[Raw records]
▼

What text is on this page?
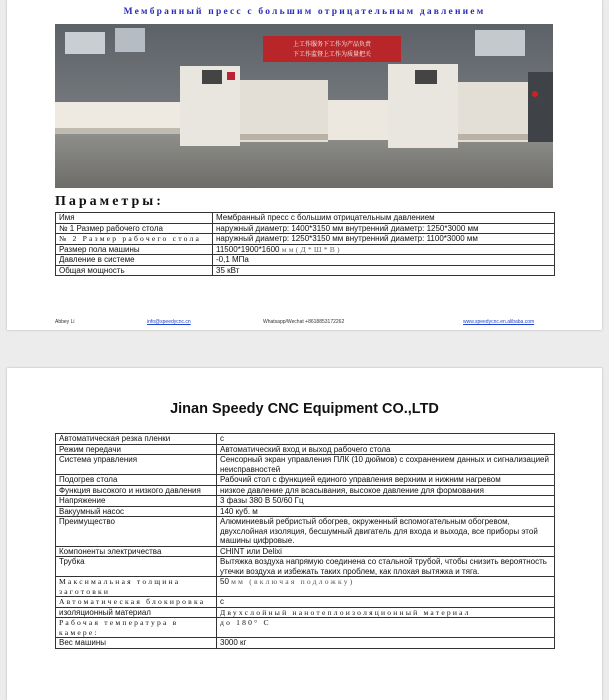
Мембранный пресс с большим отрицательным давлением
上工作服务下工作为产品负责
下工作监督上工作为质量把关
Параметры:
Имя	Мембранный пресс с большим отрицательным давлением
№ 1 Размер рабочего стола	наружный диаметр: 1400*3150 мм внутренний диаметр: 1250*3000 мм
№ 2 Размер рабочего стола	наружный диаметр: 1250*3150 мм внутренний диаметр: 1100*3000 мм
Размер пола машины	11500*1900*1600 мм(Д*Ш*В)
Давление в системе	-0,1 МПа
Общая мощность	35 кВт
Abbey Li	info@speedycnc.cn	Whatsapp/Wechat +8618853172262	www.speedycnc.en.alibaba.com
Jinan Speedy CNC Equipment CO.,LTD
Автоматическая резка пленки	с
Режим передачи	Автоматический вход и выход рабочего стола
Система управления	Сенсорный экран управления ПЛК (10 дюймов) с сохранением данных и сигнализацией неисправностей
Подогрев стола	Рабочий стол с функцией единого управления верхним и нижним нагревом
Функция высокого и низкого давления	низкое давление для всасывания, высокое давление для формования
Напряжение	3 фазы 380 В 50/60 Гц
Вакуумный насос	140 куб. м
Преимущество	Алюминиевый ребристый обогрев, окруженный вспомогательным обогревом, двухслойная изоляция, бесшумный двигатель для входа и выхода, все приборы этой машины цифровые.
Компоненты электричества	CHINT или Delixi
Трубка	Вытяжка воздуха напрямую соединена со стальной трубой, чтобы снизить вероятность утечки воздуха и избежать таких проблем, как плохая вытяжка и тяга.
Максимальная толщина заготовки	50 мм (включая подложку)
Автоматическая блокировка	с
изоляционный материал	Двухслойный нанотеплоизоляционный материал
Рабочая температура в камере:	до 180° С
Вес машины	3000 кг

▲

- **The request**: Retype all the records shown above, character for character. Omit every picture.

- **Result below**:
What text is on this page?
Мембранный пресс с большим отрицательным давлением
上工作服务下工作为产品负责
下工作监督上工作为质量把关
Параметры:
Имя	Мембранный пресс с большим отрицательным давлением
№ 1 Размер рабочего стола	наружный диаметр: 1400*3150 мм внутренний диаметр: 1250*3000 мм
№ 2 Размер рабочего стола	наружный диаметр: 1250*3150 мм внутренний диаметр: 1100*3000 мм
Размер пола машины	11500*1900*1600 мм(Д*Ш*В)
Давление в системе	-0,1 МПа
Общая мощность	35 кВт
Abbey Li	info@speedycnc.cn	Whatsapp/Wechat +8618853172262	www.speedycnc.en.alibaba.com
Jinan Speedy CNC Equipment CO.,LTD
Автоматическая резка пленки	с
Режим передачи	Автоматический вход и выход рабочего стола
Система управления	Сенсорный экран управления ПЛК (10 дюймов) с сохранением данных и сигнализацией неисправностей
Подогрев стола	Рабочий стол с функцией единого управления верхним и нижним нагревом
Функция высокого и низкого давления	низкое давление для всасывания, высокое давление для формования
Напряжение	3 фазы 380 В 50/60 Гц
Вакуумный насос	140 куб. м
Преимущество	Алюминиевый ребристый обогрев, окруженный вспомогательным обогревом, двухслойная изоляция, бесшумный двигатель для входа и выхода, все приборы этой машины цифровые.
Компоненты электричества	CHINT или Delixi
Трубка	Вытяжка воздуха напрямую соединена со стальной трубой, чтобы снизить вероятность утечки воздуха и избежать таких проблем, как плохая вытяжка и тяга.
Максимальная толщина заготовки	50 мм (включая подложку)
Автоматическая блокировка	с
изоляционный материал	Двухслойный нанотеплоизоляционный материал
Рабочая температура в камере:	до 180° С
Вес машины	3000 кг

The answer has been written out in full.